*Saved entries*
+++
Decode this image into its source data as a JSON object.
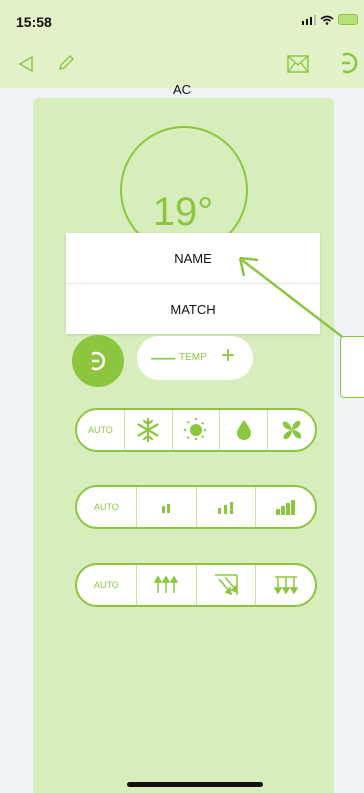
{
  "status": {
    "time": "15:58",
    "location_icon": "location-arrow-icon",
    "signal_icon": "signal-icon",
    "wifi_icon": "wifi-icon",
    "battery_icon": "battery-charging-icon"
  },
  "nav": {
    "back_icon": "back-icon",
    "edit_icon": "pencil-icon",
    "mail_icon": "mail-icon",
    "power_icon": "power-icon"
  },
  "device": {
    "title": "AC",
    "temperature": "19°"
  },
  "menu": {
    "items": [
      "NAME",
      "MATCH"
    ]
  },
  "controls": {
    "temp_label": "TEMP",
    "mode_row": {
      "auto": "AUTO",
      "icons": [
        "snowflake-icon",
        "sun-icon",
        "drop-icon",
        "fan-icon"
      ]
    },
    "speed_row": {
      "auto": "AUTO",
      "icons": [
        "fan-speed-low-icon",
        "fan-speed-medium-icon",
        "fan-speed-high-icon"
      ]
    },
    "swing_row": {
      "auto": "AUTO",
      "icons": [
        "swing-up-icon",
        "swing-diagonal-icon",
        "swing-down-icon"
      ]
    }
  },
  "colors": {
    "accent": "#8cc63f",
    "panel": "#d8edbc",
    "header": "#e2f1c8"
  }
}
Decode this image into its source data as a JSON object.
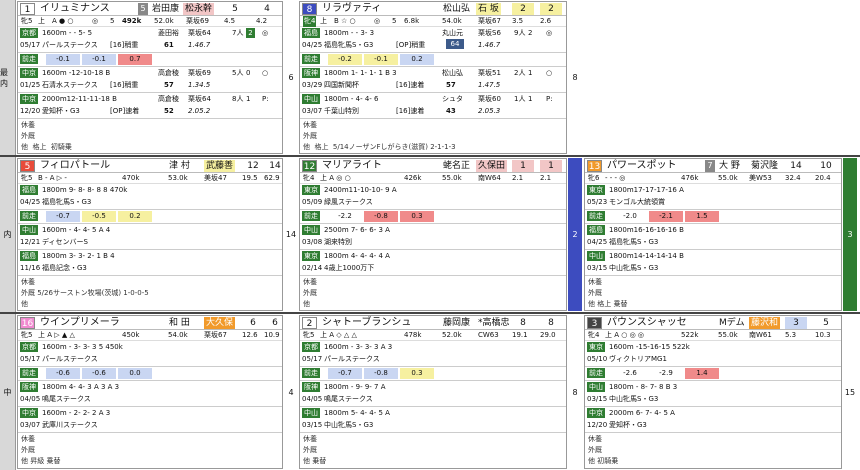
{
  "lanes": [
    "最内",
    "内",
    "中"
  ],
  "rows": [
    {
      "gate_label": "8",
      "cards": [
        {
          "num": "1",
          "numcolor": "#ffffff",
          "name": "イリュミナンス",
          "num2": "5",
          "jockey": "岩田康",
          "jockey2": "松永幹",
          "o1": "5",
          "o2": "4",
          "sub": [
            "牝5",
            "上",
            "A ● ○",
            "◎",
            "5",
            "492k",
            "52.0k",
            "栗坂69",
            "4.5",
            "4.2"
          ],
          "races": [
            {
              "tag": "京都",
              "date": "05/17",
              "l1": "1600m  - - 5- 5",
              "l2": "パールステークス",
              "grade": "[16]稍重",
              "sex": "",
              "jc": "菱田裕",
              "wt": "61",
              "rate": "栗坂64",
              "time": "1.46.7",
              "rank": "7人",
              "pos": "2",
              "mark": "◎",
              "mark2": "○"
            },
            {
              "tag": "中京",
              "date": "01/25",
              "l1": "1600m  -12-10-18 B",
              "l2": "石清水ステークス",
              "grade": "[16]稍重",
              "jc": "高倉稜",
              "wt": "57",
              "rate": "栗坂69",
              "time": "1.34.5",
              "rank": "5人",
              "pos": "0",
              "mark": "○"
            },
            {
              "tag": "中京",
              "date": "12/20",
              "l1": "2000m12-11-11-18 B",
              "l2": "愛知杯・G3",
              "grade": "[OP]速着",
              "jc": "高倉稜",
              "wt": "52",
              "rate": "栗坂64",
              "time": "2.05.2",
              "rank": "8人",
              "pos": "1",
              "mark": "P:"
            }
          ],
          "pace": [
            "-0.1",
            "-0.1",
            "0.7"
          ],
          "foot": [
            "休養",
            "外厩",
            "他",
            "格上",
            "初騎乗"
          ]
        },
        {
          "num": "8",
          "numcolor": "#3d4cbf",
          "name": "リラヴァティ",
          "num2": "",
          "jockey": "松山弘",
          "jockey2": "石 坂",
          "o1": "2",
          "o2": "2",
          "sub": [
            "牝4",
            "上",
            "B ☆ ○",
            "◎",
            "5",
            "6.8k",
            "54.0k",
            "栗坂67",
            "3.5",
            "2.6"
          ],
          "races": [
            {
              "tag": "福島",
              "date": "04/25",
              "l1": "1800m  - - 3- 3",
              "l2": "福島牝馬S・G3",
              "grade": "[OP]稍重",
              "jc": "丸山元",
              "wt": "64",
              "rate": "栗坂S6",
              "time": "1.46.7",
              "rank": "9人",
              "pos": "2",
              "mark": "◎"
            },
            {
              "tag": "阪神",
              "date": "03/29",
              "l1": "1800m 1- 1- 1- 1 B 3",
              "l2": "四国新聞杯",
              "grade": "[16]速着",
              "jc": "松山弘",
              "wt": "57",
              "rate": "栗坂51",
              "time": "1.47.5",
              "rank": "2人",
              "pos": "1",
              "mark": "○"
            },
            {
              "tag": "中山",
              "date": "03/07",
              "l1": "1800m  - 4- 4- 6",
              "l2": "千葉山特別",
              "grade": "[16]速着",
              "jc": "シュタ",
              "wt": "43",
              "rate": "栗坂60",
              "time": "2.05.3",
              "rank": "1人",
              "pos": "1",
              "mark": "P:"
            }
          ],
          "pace": [
            "-0.2",
            "-0.1",
            "0.2"
          ],
          "foot": [
            "休養",
            "外厩",
            "他",
            "格上",
            "5/14ノーザンFしがらき(滋賀)  2-1-1-3"
          ]
        }
      ]
    }
  ]
}
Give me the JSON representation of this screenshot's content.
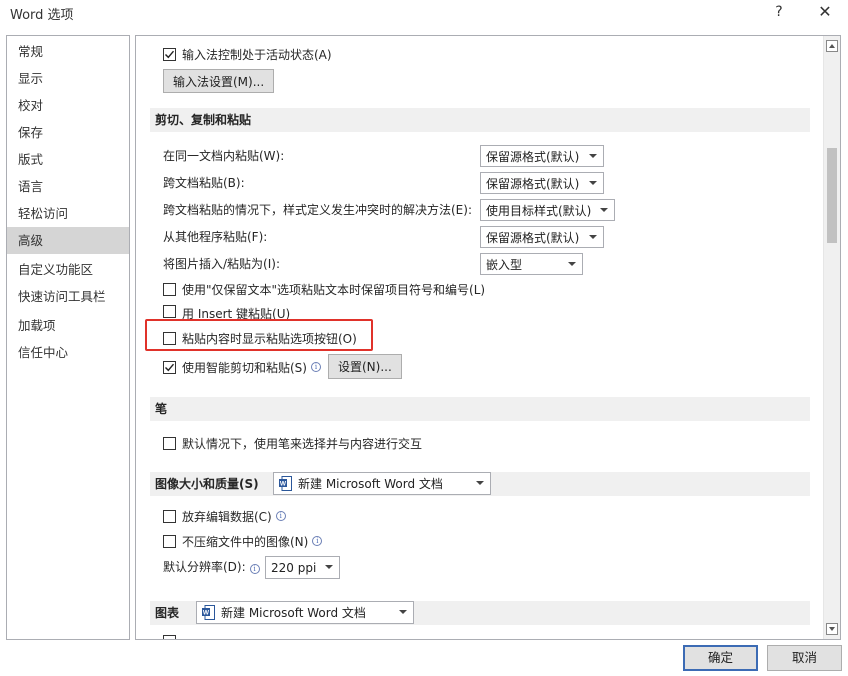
{
  "window": {
    "title": "Word 选项",
    "help": "?",
    "close": "✕"
  },
  "nav": {
    "items": [
      "常规",
      "显示",
      "校对",
      "保存",
      "版式",
      "语言",
      "轻松访问",
      "高级",
      "自定义功能区",
      "快速访问工具栏",
      "加载项",
      "信任中心"
    ],
    "selected": "高级"
  },
  "ime": {
    "active_label": "输入法控制处于活动状态(A)",
    "settings_button": "输入法设置(M)..."
  },
  "clipboard": {
    "heading": "剪切、复制和粘贴",
    "paste_within": {
      "label": "在同一文档内粘贴(W):",
      "value": "保留源格式(默认)"
    },
    "paste_between": {
      "label": "跨文档粘贴(B):",
      "value": "保留源格式(默认)"
    },
    "paste_conflict": {
      "label": "跨文档粘贴的情况下，样式定义发生冲突时的解决方法(E):",
      "value": "使用目标样式(默认)"
    },
    "paste_other": {
      "label": "从其他程序粘贴(F):",
      "value": "保留源格式(默认)"
    },
    "insert_picture": {
      "label": "将图片插入/粘贴为(I):",
      "value": "嵌入型"
    },
    "keep_bullets": "使用\"仅保留文本\"选项粘贴文本时保留项目符号和编号(L)",
    "insert_key": "用 Insert 键粘贴(U)",
    "show_paste_options": "粘贴内容时显示粘贴选项按钮(O)",
    "smart_cut": "使用智能剪切和粘贴(S)",
    "settings_button": "设置(N)..."
  },
  "pen": {
    "heading": "笔",
    "default_pen": "默认情况下，使用笔来选择并与内容进行交互"
  },
  "image_quality": {
    "heading": "图像大小和质量(S)",
    "doc_value": "新建 Microsoft Word 文档",
    "discard_edit": "放弃编辑数据(C)",
    "no_compress": "不压缩文件中的图像(N)",
    "resolution_label": "默认分辨率(D):",
    "resolution_value": "220 ppi"
  },
  "charts": {
    "heading": "图表",
    "doc_value": "新建 Microsoft Word 文档"
  },
  "footer": {
    "ok": "确定",
    "cancel": "取消"
  },
  "colors": {
    "highlight": "#e0322a",
    "accent": "#3c6bb4",
    "word_blue": "#2b579a"
  }
}
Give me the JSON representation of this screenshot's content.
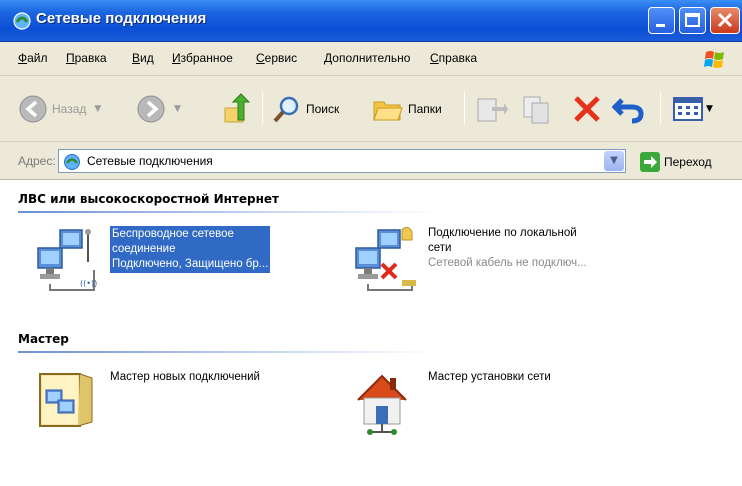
{
  "window": {
    "title": "Сетевые подключения"
  },
  "menu": [
    {
      "label": "Файл"
    },
    {
      "label": "Правка"
    },
    {
      "label": "Вид"
    },
    {
      "label": "Избранное"
    },
    {
      "label": "Сервис"
    },
    {
      "label": "Дополнительно"
    },
    {
      "label": "Справка"
    }
  ],
  "toolbar": {
    "back_label": "Назад",
    "search_label": "Поиск",
    "folders_label": "Папки"
  },
  "address": {
    "label": "Адрес:",
    "value": "Сетевые подключения",
    "go_label": "Переход"
  },
  "groups": [
    {
      "title": "ЛВС или высокоскоростной Интернет",
      "items": [
        {
          "name_line1": "Беспроводное сетевое",
          "name_line2": "соединение",
          "status": "Подключено, Защищено бр...",
          "icon": "wireless-connection-icon",
          "selected": true
        },
        {
          "name_line1": "Подключение по локальной",
          "name_line2": "сети",
          "status": "Сетевой кабель не подключ...",
          "icon": "lan-disconnected-icon",
          "selected": false
        }
      ]
    },
    {
      "title": "Мастер",
      "items": [
        {
          "name": "Мастер новых подключений",
          "icon": "new-connection-wizard-icon"
        },
        {
          "name": "Мастер установки сети",
          "icon": "network-setup-wizard-icon"
        }
      ]
    }
  ],
  "colors": {
    "titlebar": "#0b4fd6",
    "chrome": "#ece9d8",
    "selection": "#316ac5",
    "close": "#c9391b"
  }
}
+++
*WRITTEN EXERCISE*
Note every line above where the string "connection" shows up, and copy those lines.

*EXERCISE RESULT*
          "icon": "wireless-connection-icon",
          "icon": "new-connection-wizard-icon"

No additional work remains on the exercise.